**WRITTEN INSTRUCTION**.
Gather and copy out every line of the items below that contains the string "chart". Case counts, so a line qualifies only if the string appears with the same capitalization.
— start —
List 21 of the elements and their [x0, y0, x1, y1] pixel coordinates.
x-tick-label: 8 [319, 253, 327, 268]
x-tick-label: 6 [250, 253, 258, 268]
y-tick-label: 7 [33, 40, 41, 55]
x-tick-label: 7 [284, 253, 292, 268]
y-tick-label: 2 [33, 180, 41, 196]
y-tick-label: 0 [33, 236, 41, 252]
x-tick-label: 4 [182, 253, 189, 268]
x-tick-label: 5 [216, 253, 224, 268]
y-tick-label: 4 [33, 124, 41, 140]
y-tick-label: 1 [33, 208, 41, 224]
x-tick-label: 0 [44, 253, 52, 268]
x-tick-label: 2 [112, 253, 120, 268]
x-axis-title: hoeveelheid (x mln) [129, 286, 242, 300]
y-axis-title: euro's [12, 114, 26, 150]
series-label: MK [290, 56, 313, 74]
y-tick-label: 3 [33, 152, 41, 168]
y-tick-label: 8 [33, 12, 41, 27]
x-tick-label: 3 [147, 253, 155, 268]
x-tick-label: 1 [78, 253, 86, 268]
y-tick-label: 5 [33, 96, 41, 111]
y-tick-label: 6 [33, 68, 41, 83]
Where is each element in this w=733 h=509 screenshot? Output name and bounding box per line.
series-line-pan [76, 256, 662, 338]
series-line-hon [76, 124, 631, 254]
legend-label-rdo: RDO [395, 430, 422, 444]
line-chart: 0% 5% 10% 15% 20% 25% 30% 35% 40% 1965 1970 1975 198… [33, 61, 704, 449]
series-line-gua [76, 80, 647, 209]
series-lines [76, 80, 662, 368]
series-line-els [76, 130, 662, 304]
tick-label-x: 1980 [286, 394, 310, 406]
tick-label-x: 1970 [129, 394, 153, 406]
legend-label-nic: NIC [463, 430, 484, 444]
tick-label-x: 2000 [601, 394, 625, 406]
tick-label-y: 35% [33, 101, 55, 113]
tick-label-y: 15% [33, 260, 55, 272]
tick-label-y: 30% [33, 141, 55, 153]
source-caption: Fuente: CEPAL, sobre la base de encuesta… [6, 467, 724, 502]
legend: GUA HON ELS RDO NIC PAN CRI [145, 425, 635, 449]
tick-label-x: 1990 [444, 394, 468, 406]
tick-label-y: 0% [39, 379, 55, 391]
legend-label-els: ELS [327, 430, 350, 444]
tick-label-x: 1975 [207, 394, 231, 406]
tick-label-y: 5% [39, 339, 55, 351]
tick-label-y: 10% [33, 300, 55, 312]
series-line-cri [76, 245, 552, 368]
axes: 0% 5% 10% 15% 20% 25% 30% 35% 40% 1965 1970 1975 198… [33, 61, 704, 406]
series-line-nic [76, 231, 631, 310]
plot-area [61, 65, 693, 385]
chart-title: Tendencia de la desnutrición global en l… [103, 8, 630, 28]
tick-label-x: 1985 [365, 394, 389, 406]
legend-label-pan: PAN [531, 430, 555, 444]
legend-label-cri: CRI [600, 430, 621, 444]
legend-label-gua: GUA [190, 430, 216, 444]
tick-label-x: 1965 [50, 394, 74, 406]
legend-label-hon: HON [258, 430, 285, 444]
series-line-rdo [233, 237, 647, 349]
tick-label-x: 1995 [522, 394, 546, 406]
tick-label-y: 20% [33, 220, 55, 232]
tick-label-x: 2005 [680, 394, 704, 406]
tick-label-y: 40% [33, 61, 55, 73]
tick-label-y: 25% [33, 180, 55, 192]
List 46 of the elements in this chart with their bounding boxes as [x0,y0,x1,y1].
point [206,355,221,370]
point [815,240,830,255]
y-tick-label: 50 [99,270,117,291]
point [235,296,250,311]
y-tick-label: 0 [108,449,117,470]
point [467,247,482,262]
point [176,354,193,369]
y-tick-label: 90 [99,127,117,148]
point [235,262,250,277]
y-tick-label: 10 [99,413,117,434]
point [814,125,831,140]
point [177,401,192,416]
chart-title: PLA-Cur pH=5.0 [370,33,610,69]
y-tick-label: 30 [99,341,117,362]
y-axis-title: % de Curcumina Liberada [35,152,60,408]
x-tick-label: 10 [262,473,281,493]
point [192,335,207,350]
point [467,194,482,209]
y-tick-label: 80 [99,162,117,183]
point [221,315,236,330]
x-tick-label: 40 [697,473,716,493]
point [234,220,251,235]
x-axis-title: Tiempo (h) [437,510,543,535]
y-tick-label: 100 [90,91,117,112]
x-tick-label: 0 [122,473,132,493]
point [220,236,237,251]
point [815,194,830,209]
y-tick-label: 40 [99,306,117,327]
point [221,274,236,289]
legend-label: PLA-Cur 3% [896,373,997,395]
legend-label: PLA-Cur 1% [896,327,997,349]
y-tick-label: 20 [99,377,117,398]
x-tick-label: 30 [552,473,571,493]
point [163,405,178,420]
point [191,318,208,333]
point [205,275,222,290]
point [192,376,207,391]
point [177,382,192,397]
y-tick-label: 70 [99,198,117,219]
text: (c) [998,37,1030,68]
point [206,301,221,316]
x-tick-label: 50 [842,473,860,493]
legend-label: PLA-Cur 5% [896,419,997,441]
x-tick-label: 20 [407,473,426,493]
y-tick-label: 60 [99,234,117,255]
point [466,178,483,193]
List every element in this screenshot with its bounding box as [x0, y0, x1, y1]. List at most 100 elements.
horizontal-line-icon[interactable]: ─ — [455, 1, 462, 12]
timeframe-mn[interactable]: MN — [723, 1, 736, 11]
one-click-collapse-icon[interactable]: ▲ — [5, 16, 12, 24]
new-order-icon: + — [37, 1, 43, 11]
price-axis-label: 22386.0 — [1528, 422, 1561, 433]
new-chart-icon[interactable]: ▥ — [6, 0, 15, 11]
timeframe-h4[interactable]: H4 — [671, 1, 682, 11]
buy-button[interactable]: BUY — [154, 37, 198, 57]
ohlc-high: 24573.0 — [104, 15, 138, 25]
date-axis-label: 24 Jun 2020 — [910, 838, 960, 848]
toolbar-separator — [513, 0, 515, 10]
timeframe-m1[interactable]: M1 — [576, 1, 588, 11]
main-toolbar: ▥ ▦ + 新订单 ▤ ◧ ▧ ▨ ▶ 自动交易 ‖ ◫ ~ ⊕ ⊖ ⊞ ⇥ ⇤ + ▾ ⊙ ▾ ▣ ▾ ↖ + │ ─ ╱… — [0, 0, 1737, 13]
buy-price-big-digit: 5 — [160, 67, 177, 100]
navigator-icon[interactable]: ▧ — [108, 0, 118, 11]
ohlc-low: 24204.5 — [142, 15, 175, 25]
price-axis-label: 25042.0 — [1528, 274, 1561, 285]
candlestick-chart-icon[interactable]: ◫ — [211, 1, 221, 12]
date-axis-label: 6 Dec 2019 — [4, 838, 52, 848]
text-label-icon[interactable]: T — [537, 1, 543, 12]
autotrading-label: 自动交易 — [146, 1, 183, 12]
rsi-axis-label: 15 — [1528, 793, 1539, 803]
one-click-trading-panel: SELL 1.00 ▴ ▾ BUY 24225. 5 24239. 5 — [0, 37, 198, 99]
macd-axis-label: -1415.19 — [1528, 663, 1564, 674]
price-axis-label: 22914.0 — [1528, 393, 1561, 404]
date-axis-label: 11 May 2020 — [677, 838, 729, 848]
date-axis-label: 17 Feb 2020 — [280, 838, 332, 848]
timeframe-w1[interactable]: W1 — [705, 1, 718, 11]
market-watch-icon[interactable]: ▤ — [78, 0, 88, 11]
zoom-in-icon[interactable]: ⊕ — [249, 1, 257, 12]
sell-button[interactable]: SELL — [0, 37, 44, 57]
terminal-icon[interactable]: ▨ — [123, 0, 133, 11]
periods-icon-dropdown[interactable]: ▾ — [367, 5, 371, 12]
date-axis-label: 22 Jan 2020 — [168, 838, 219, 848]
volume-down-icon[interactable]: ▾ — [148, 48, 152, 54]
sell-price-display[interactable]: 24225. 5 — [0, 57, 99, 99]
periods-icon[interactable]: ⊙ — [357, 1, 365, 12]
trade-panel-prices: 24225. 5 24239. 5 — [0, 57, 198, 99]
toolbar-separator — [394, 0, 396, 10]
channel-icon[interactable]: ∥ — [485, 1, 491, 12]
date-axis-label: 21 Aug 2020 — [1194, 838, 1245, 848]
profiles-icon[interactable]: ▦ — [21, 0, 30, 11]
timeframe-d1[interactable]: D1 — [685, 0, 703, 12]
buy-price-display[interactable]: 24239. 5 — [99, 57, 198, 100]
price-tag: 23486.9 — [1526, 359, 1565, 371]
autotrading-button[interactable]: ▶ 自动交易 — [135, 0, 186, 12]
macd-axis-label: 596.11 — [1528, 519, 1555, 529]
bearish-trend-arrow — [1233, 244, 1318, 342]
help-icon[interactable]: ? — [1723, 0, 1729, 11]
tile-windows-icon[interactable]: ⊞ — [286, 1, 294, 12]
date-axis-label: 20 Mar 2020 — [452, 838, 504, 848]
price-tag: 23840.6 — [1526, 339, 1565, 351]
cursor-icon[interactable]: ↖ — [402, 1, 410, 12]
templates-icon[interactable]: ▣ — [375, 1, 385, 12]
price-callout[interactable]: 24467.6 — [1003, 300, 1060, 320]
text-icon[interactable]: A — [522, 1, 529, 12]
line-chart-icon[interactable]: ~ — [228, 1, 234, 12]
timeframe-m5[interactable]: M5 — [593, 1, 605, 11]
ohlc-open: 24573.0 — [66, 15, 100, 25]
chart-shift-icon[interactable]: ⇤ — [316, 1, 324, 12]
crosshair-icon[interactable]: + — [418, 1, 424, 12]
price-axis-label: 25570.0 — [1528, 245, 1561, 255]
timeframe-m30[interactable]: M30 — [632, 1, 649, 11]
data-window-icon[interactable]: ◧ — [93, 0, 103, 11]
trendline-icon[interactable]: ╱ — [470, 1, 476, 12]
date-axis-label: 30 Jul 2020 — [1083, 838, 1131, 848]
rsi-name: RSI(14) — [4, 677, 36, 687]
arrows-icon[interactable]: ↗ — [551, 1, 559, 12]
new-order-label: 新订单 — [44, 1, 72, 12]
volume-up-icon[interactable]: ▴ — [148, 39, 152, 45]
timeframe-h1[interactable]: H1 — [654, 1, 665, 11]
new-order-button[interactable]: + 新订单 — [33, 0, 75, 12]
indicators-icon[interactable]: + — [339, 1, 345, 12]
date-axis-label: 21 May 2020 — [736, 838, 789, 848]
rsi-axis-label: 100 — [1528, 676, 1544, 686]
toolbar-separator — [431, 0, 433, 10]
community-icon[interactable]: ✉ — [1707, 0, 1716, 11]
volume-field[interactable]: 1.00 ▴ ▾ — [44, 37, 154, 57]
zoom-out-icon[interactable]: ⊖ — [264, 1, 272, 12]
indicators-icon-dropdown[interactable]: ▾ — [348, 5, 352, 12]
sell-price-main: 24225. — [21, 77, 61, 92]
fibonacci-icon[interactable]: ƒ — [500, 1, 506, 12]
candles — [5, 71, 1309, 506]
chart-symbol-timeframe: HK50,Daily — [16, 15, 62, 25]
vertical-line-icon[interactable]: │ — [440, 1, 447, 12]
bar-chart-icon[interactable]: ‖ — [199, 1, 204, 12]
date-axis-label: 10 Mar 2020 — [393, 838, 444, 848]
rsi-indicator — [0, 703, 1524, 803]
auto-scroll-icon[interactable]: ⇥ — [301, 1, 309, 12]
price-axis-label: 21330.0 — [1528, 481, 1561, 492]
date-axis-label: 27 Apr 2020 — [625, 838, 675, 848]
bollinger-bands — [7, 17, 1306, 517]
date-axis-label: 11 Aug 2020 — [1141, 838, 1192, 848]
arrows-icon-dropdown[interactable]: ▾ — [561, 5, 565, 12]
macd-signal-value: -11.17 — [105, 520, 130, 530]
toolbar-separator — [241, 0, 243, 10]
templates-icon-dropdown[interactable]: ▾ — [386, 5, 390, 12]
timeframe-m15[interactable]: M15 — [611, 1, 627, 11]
— end —
**ANSWER TO THE TASK**.
line-chart: 0% 5% 10% 15% 20% 25% 30% 35% 40% 1965 1970 1975 198… [33, 61, 704, 449]
chart-title: Tendencia de la desnutrición global en l… [103, 8, 630, 28]
List 46 of the elements in this chart with their bounding boxes as [x0,y0,x1,y1].
chart-title: PLA-Cur pH=5.0 [370,33,610,69]
new-chart-icon[interactable]: ▥ — [6, 0, 15, 11]
candlestick-chart-icon[interactable]: ◫ — [211, 1, 221, 12]
line-chart-icon[interactable]: ~ — [228, 1, 234, 12]
chart-shift-icon[interactable]: ⇤ — [316, 1, 324, 12]
chart-symbol-timeframe: HK50,Daily — [16, 15, 62, 25]
bar-chart-icon[interactable]: ‖ — [199, 1, 204, 12]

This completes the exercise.